Cuentos en la manga de la Matilde
Cada tanto mi amigo Alberto Moroy se me pierde en la inmensidad del Sur argentino. Es como una peregrinación al cerno del paisano que muchos llevamos dentro.
Inventariar al ganado bajo la sombra de un chañar, darle al mate hasta quedar verde, tirarle alguna pedrada a un perro que se le va la mano al garronear a las vacas, mirarlas saltar por encima de un alambrado de 1,6 metros de puro salvajes que se criaron y esquivarlas cuando se retoban y resuelven que atacar es mejor que obedecer. Así es un rodeo de verdad en la Patagonia profunda… nada que ver con los espectáculos para turistas o para espectadores de matiné, donde nunca tienen que curar bicheras ni inyectar antibióticos. Estamos hablando del gauchaje de ahora, entre los cuales figura nuestro corresponsal… esas son sus vacaciones ¡y cómo las disfruta!
Por Alberto Moroy
Los viajes al Sur argentino me traen recuerdos de otra época en Uruguay, donde pasábamos días acampando en la mitad de la nada, comiendo lo que podíamos y disfrutando la naturaleza. Hoy algunas cosas cambiaron, hay menos privaciones. No obstante lo esencial, que era pasarla bien, se repite
El entorno
La manga de la Matilde en Viedma, un establecimiento ganadero de 5 mil ha, es un lugar especial, se parece a la de la portada, pero hecha pelota. Reforzada en los laterales con durmientes de ferrocarril, clavados de punta. El toril es de alambre de diez hilos y los corrales ya tienen 70 años. Como telón de fondo un importante galpón de esquila, de al menos 600 mts. que se asemeja a un torreón español, construido el año 1904 por Matilde Devoto, hija del banquero que financió en parte la Campaña del Desierto al Gral. Roca y el que trajo a Buenos Aires el controvertido monumento a Cristóbal Colon.
========
● Tarea breve A:
Según el texto sobre la manga de la Matilde, ¿en qué año se construyó el galpón de esquila?
● Tarea breve B:
Nombra a todas las personas que el texto sobre la manga de la Matilde menciona con nombre propio.
● Tarea breve C:
Retoma el texto sobre la manga de la Matilde a partir de donde termina.
========
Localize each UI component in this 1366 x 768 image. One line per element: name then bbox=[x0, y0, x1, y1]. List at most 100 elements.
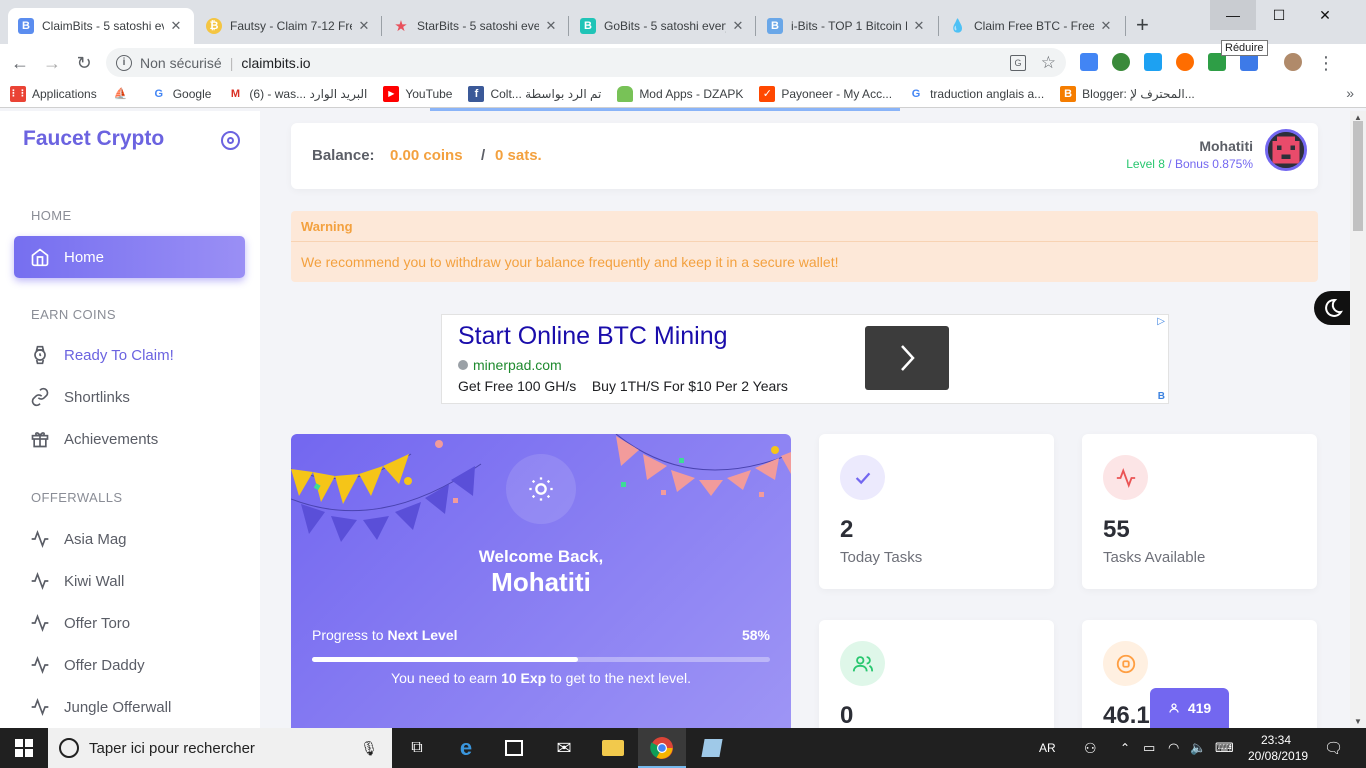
bookmark-boat[interactable]: ⛵ bbox=[113, 86, 135, 102]
ad-url[interactable]: minerpad.com bbox=[458, 357, 562, 373]
close-tab-icon[interactable]: ✕ bbox=[1098, 18, 1114, 34]
close-tab-icon[interactable]: ✕ bbox=[730, 18, 746, 34]
bookmarks-overflow-button[interactable]: » bbox=[1346, 85, 1354, 101]
bookmark-dzapk[interactable]: Mod Apps - DZAPK bbox=[617, 85, 743, 102]
watch-icon bbox=[30, 345, 50, 365]
bookmark-translate[interactable]: G traduction anglais a... bbox=[908, 86, 1044, 102]
image-extension-icon[interactable] bbox=[1144, 53, 1162, 71]
address-bar[interactable]: i Non sécurisé | claimbits.io G ☆ bbox=[106, 48, 1066, 77]
online-users-badge[interactable]: 419 bbox=[1150, 688, 1229, 728]
target-extension-icon[interactable] bbox=[1176, 53, 1194, 71]
dark-mode-toggle[interactable] bbox=[1314, 291, 1350, 325]
tab-ibits[interactable]: B i-Bits - TOP 1 Bitcoin Fa ✕ bbox=[757, 8, 937, 44]
bookmark-google[interactable]: G Google bbox=[151, 86, 211, 102]
bookmark-payoneer[interactable]: ✓ Payoneer - My Acc... bbox=[759, 85, 892, 102]
tab-title: StarBits - 5 satoshi eve bbox=[417, 19, 539, 33]
start-button[interactable] bbox=[0, 728, 48, 768]
close-tab-icon[interactable]: ✕ bbox=[168, 18, 184, 34]
advertisement-banner[interactable]: Start Online BTC Mining minerpad.com Get… bbox=[441, 314, 1169, 404]
chrome-menu-icon[interactable]: ⋮ bbox=[1313, 50, 1339, 76]
wifi-icon[interactable]: ◠ bbox=[1168, 728, 1179, 768]
system-clock[interactable]: 23:34 20/08/2019 bbox=[1248, 732, 1308, 764]
info-icon[interactable]: i bbox=[116, 54, 132, 71]
close-tab-icon[interactable]: ✕ bbox=[356, 18, 372, 34]
globe-extension-icon[interactable] bbox=[1112, 53, 1130, 71]
bookmark-gmail[interactable]: M (6) - was... البريد الوارد bbox=[227, 86, 367, 102]
input-language[interactable]: AR bbox=[1039, 728, 1056, 768]
battery-icon[interactable]: ▭ bbox=[1143, 728, 1155, 768]
sidebar-item-jungle-offerwall[interactable]: Jungle Offerwall bbox=[14, 686, 245, 728]
tab-fautsy[interactable]: ₿ Fautsy - Claim 7-12 Fre ✕ bbox=[196, 8, 382, 44]
bookmark-star-icon[interactable]: ☆ bbox=[1041, 53, 1056, 73]
task-view-icon[interactable]: ⧉ bbox=[393, 728, 441, 768]
back-button[interactable]: ← bbox=[7, 50, 33, 76]
page-content: Faucet Crypto HOME Home EARN COINS Ready… bbox=[0, 111, 1350, 728]
reload-button[interactable]: ↻ bbox=[71, 50, 97, 76]
stat-value: 0 bbox=[840, 702, 854, 728]
mail-icon[interactable]: ✉ bbox=[540, 728, 588, 768]
tab-gobits[interactable]: B GoBits - 5 satoshi every ✕ bbox=[570, 8, 756, 44]
microphone-icon[interactable]: 🎙 bbox=[360, 740, 378, 757]
new-tab-button[interactable]: + bbox=[1136, 14, 1149, 36]
activity-icon bbox=[1103, 455, 1148, 500]
home-icon bbox=[30, 247, 50, 267]
ad-title[interactable]: Start Online BTC Mining bbox=[458, 322, 728, 351]
payoneer-icon: ✓ bbox=[759, 85, 776, 102]
sidebar-item-label: Home bbox=[64, 248, 105, 266]
bookmark-blogger[interactable]: B Blogger: المحترف لإ... bbox=[1060, 85, 1195, 102]
maximize-button[interactable]: ☐ bbox=[1256, 0, 1302, 30]
balance-coins: 0.00 coins bbox=[390, 147, 463, 164]
bookmark-label: traduction anglais a... bbox=[930, 86, 1045, 101]
chevron-up-icon[interactable]: ⌃ bbox=[1120, 728, 1130, 768]
level-progress-fill bbox=[312, 657, 578, 662]
apps-grid-icon: ⋮⋮ bbox=[9, 85, 27, 102]
sidebar-item-shortlinks[interactable]: Shortlinks bbox=[14, 376, 245, 418]
sidebar-item-ready-to-claim[interactable]: Ready To Claim! bbox=[14, 334, 245, 376]
url-text[interactable]: claimbits.io bbox=[241, 55, 310, 71]
scroll-down-arrow-icon[interactable]: ▼ bbox=[1354, 717, 1362, 726]
minimize-button[interactable]: — bbox=[1210, 0, 1256, 30]
keyboard-icon[interactable]: ⌨ bbox=[1215, 728, 1234, 768]
sidebar-item-achievements[interactable]: Achievements bbox=[14, 418, 245, 460]
translate-icon[interactable]: G bbox=[1010, 54, 1026, 71]
notes-app-icon[interactable] bbox=[688, 728, 736, 768]
brand-logo[interactable]: Faucet Crypto bbox=[23, 127, 164, 151]
tab-claim-free-btc[interactable]: 💧 Claim Free BTC - Free B ✕ bbox=[940, 8, 1124, 44]
tab-starbits[interactable]: ★ StarBits - 5 satoshi eve ✕ bbox=[383, 8, 569, 44]
bookmark-facebook[interactable]: f Colt... تم الرد بواسطة bbox=[468, 85, 601, 102]
people-icon[interactable]: ⚇ bbox=[1084, 728, 1097, 768]
taskbar-search-box[interactable]: Taper ici pour rechercher 🎙 bbox=[48, 728, 392, 768]
sidebar-item-home[interactable]: Home bbox=[14, 236, 245, 278]
page-scrollbar[interactable]: ▲ ▼ bbox=[1350, 111, 1366, 728]
close-tab-icon[interactable]: ✕ bbox=[543, 18, 559, 34]
profile-avatar-icon[interactable] bbox=[1284, 53, 1302, 71]
sidebar-item-kiwi-wall[interactable]: Kiwi Wall bbox=[14, 560, 245, 602]
stat-label: Tasks Available bbox=[1103, 549, 1206, 566]
sidebar-item-offer-daddy[interactable]: Offer Daddy bbox=[14, 644, 245, 686]
bookmark-youtube[interactable]: ▶ YouTube bbox=[383, 85, 452, 102]
file-explorer-icon[interactable] bbox=[589, 728, 637, 768]
username[interactable]: Mohatiti bbox=[1199, 138, 1253, 154]
bookmark-applications[interactable]: ⋮⋮ Applications bbox=[9, 85, 97, 102]
sidebar-item-offer-toro[interactable]: Offer Toro bbox=[14, 602, 245, 644]
chrome-taskbar-icon[interactable] bbox=[638, 728, 686, 768]
progress-message-post: to get to the next level. bbox=[550, 670, 691, 686]
translate-extension-icon[interactable] bbox=[1080, 53, 1098, 71]
close-tab-icon[interactable]: ✕ bbox=[911, 18, 927, 34]
volume-icon[interactable]: 🔈 bbox=[1190, 728, 1206, 768]
droplet-favicon-icon: 💧 bbox=[949, 18, 967, 33]
avatar[interactable] bbox=[1265, 129, 1307, 171]
adchoices-icon[interactable]: ▷ bbox=[1157, 316, 1165, 327]
tab-claimbits[interactable]: B ClaimBits - 5 satoshi ev ✕ bbox=[8, 8, 194, 44]
forward-button[interactable]: → bbox=[39, 50, 65, 76]
sidebar-item-asia-mag[interactable]: Asia Mag bbox=[14, 518, 245, 560]
edge-icon[interactable]: e bbox=[442, 728, 490, 768]
store-icon[interactable] bbox=[490, 728, 538, 768]
user-bonus: Bonus 0.875% bbox=[1174, 157, 1253, 171]
ad-arrow-button[interactable] bbox=[865, 326, 949, 390]
tab-title: Claim Free BTC - Free B bbox=[974, 19, 1094, 33]
close-window-button[interactable]: ✕ bbox=[1302, 0, 1348, 30]
scrollbar-thumb[interactable] bbox=[1353, 121, 1363, 231]
sidebar-toggle-icon[interactable] bbox=[221, 131, 240, 150]
notifications-icon[interactable]: 🗨 bbox=[1324, 728, 1343, 768]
========
● Resultado del ejercicio A:
En 1904.

● Resultado del ejercicio B:
Alberto Moroy, Matilde Devoto, el Gral. Roca y Cristóbal Colon.

● Resultado del ejercicio C:
Galpón de esquila de 1904
¡¡Así viajamos!!
Así de precavidos viajamos, porque seguimos viajando y disfrutando
Como “veedor oficial”, mi tarea es otear el horizonte y solo cuando lo solicitan, dar opiniones al estilo viejo vizcacha. Recostado en un árbol crecido en el medio de un aro de rueda de carreta, abandonada hace 100 años por algún colonizador de la Patagonia en su viaje hacia el sur, está mi escritorio. Una tarima sobre tres palos, donde se apoyan todo lo necesario para las tareas, también los puchos, encendedores, mate y algún bidón de agua. Por techo una estupenda sombra coronada por pequeñas hojas y grandes espinas, de un de chañar que deja ver ahí nomás un gran nido de cotorras, de al menos tres pisos.
Así, entre jeringas, cura bicheras, remedios para la mosca, pinzas, caravanas y otras yerbas, trato de anotar en un cuaderno las voceadas indicaciones contradictorias que me dan los protagonistas. “Anotá… dos machos y tres hembras, no… son tres los machos… pará, anotá,… luego las recontamos. Algunas ocasiones como para meter un chascarrillo pregunto. Eso que le cuelga atrás esa “ternera hembra” de dos años, ¿es el cordón umbilical? A pocos metros de mi oficina, un fogón calienta las marcas, y de paso va dejando brasas para el asado. Casi pegado un tarro con aceite quemado que conoció mejores tiempos, y se usa para bajar la temperatura de la marca antes de aplicarlas. En el piso, debajo de mis pies, una tenaza corta cuernos, un arco de sierra que cada tanto me la pide cuando algún animal tiene la cornamenta a manera de ariete.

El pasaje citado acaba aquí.